• **Task**
Find the number of lines containing the string "拨动铜丝时" in the data. Answer with the number by itself.

'''

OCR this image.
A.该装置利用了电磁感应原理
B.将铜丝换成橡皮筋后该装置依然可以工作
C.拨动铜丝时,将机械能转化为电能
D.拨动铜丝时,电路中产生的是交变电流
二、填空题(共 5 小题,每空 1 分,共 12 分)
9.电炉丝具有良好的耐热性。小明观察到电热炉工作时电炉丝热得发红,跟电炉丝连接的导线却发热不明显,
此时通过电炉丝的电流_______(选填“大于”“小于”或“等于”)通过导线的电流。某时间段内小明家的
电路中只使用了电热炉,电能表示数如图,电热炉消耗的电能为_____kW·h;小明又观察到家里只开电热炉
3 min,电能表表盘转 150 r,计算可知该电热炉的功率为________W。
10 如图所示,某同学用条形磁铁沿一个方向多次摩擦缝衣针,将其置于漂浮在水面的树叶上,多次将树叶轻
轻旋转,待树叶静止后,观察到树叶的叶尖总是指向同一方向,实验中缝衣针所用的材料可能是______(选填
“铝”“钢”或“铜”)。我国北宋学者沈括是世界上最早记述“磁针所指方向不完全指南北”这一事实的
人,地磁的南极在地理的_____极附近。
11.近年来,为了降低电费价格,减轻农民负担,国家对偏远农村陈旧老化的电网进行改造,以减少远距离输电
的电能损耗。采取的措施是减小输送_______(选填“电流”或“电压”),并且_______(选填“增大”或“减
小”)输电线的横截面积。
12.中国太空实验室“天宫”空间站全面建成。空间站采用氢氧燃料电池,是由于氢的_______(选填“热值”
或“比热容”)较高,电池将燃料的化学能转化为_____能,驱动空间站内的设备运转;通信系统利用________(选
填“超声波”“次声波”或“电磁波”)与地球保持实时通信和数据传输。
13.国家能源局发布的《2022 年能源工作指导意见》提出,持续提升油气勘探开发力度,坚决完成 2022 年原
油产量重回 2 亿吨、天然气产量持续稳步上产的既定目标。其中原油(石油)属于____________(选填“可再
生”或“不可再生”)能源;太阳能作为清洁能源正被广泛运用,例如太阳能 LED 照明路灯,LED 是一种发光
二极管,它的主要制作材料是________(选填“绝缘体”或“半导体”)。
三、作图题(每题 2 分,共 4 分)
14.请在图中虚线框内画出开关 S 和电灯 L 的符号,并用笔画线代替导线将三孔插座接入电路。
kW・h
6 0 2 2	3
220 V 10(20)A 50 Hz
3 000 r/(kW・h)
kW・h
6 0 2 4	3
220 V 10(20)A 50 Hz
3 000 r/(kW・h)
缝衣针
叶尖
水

'''
'''

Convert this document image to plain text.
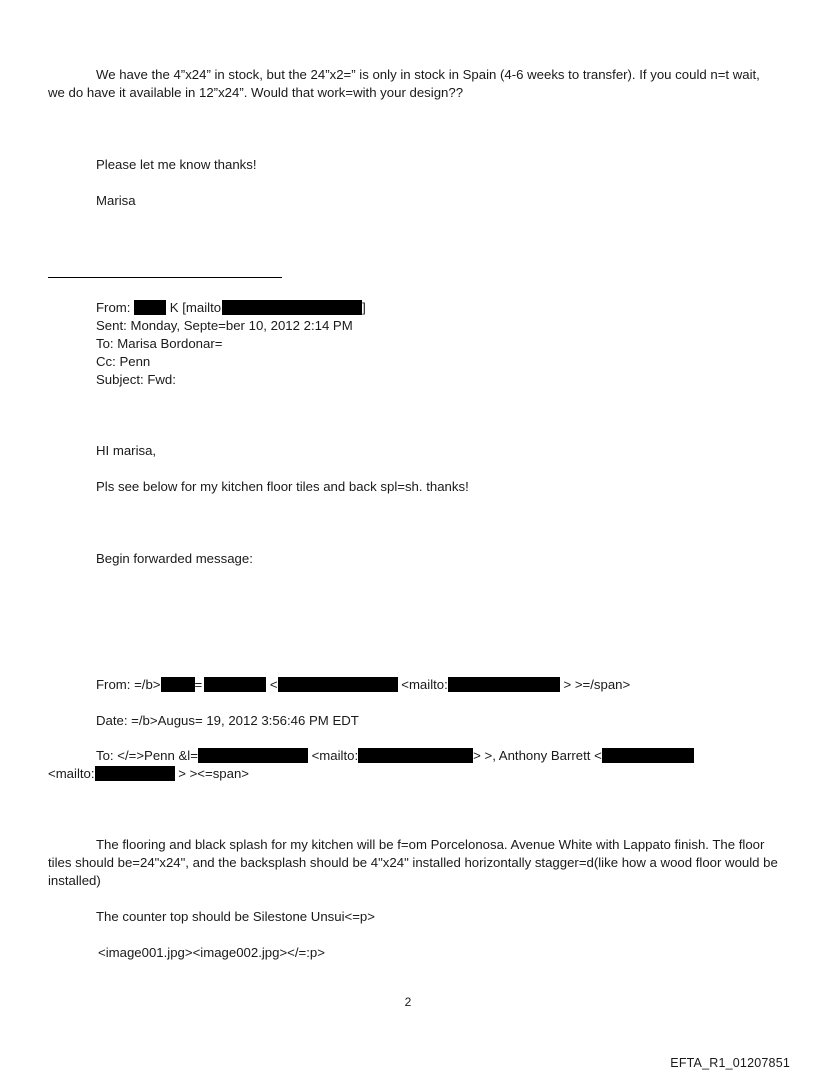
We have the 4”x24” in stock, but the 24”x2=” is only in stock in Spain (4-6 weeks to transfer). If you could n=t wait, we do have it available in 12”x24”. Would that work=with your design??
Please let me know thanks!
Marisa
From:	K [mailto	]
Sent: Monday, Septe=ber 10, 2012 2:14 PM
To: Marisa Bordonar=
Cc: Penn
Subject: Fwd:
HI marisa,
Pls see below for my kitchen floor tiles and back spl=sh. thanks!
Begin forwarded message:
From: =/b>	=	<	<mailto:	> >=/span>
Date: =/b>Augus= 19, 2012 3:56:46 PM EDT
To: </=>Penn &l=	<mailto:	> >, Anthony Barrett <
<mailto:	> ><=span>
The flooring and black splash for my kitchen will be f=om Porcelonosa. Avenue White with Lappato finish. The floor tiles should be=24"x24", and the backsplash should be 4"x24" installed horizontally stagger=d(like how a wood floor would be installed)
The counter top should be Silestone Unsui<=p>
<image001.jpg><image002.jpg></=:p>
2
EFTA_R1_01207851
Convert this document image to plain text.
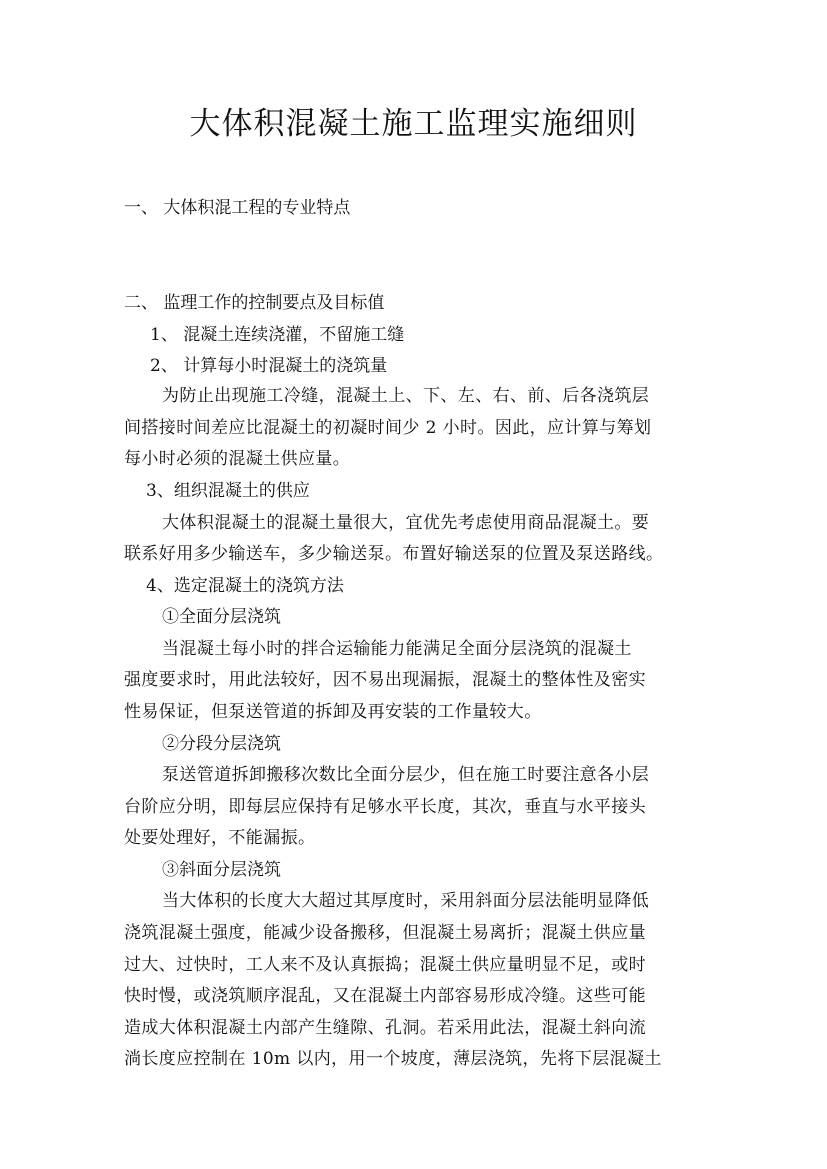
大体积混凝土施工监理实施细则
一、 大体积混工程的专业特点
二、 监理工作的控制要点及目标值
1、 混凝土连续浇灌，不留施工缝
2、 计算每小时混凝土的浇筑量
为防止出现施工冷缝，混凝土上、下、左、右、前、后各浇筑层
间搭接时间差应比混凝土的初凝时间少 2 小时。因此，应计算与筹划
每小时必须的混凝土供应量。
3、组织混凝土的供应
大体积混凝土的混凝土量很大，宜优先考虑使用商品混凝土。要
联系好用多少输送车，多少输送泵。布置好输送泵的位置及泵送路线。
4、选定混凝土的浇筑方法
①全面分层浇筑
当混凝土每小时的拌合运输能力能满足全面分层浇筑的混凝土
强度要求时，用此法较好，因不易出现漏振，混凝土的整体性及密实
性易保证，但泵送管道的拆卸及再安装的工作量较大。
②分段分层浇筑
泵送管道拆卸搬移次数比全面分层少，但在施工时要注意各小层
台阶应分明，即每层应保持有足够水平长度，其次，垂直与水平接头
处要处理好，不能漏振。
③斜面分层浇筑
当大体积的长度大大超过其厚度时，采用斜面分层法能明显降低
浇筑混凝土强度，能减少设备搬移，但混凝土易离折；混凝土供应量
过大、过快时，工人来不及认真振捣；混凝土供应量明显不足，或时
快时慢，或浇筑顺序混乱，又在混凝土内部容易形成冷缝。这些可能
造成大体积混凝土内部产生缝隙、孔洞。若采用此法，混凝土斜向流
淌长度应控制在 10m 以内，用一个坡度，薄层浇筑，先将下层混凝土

'''
'''

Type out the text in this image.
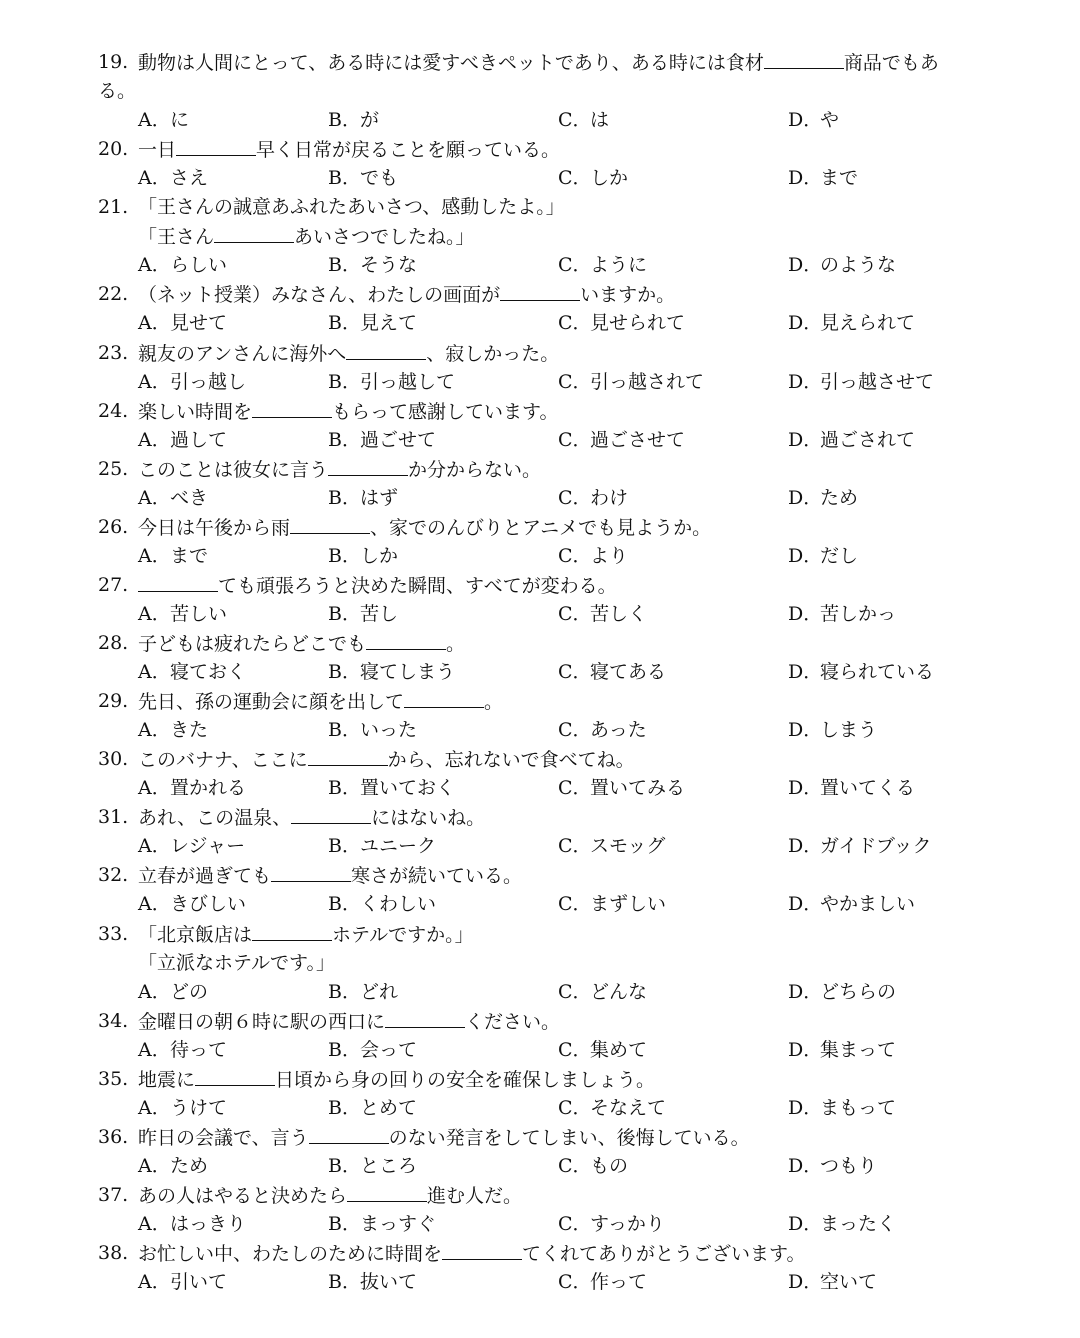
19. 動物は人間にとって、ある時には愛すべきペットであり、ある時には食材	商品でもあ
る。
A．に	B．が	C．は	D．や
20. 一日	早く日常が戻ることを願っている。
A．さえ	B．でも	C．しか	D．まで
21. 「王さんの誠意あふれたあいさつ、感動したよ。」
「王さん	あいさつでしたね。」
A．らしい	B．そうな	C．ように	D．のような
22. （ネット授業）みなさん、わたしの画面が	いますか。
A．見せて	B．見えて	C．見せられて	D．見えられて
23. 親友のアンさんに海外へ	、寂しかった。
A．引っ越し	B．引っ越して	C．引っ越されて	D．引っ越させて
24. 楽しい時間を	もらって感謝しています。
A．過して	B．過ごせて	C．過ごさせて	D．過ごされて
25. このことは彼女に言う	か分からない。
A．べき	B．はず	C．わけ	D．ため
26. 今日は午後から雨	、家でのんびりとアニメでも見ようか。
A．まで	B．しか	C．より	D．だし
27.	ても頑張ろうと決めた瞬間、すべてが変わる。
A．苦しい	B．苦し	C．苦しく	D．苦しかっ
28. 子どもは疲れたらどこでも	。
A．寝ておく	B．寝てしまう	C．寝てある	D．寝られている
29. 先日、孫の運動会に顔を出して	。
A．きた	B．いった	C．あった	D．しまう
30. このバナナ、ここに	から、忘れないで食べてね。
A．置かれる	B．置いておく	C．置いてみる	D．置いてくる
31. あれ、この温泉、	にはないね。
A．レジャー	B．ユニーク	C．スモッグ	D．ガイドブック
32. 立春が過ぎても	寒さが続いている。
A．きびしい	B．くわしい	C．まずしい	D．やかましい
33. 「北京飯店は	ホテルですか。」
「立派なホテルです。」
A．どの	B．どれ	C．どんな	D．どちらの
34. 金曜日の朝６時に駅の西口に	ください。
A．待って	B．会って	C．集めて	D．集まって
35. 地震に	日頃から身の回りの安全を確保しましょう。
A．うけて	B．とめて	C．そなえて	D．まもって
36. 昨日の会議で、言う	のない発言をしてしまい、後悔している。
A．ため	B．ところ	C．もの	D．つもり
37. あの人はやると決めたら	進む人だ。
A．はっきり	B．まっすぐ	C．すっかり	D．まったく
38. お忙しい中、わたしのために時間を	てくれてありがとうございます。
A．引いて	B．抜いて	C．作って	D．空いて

'''

• **Written solution**
2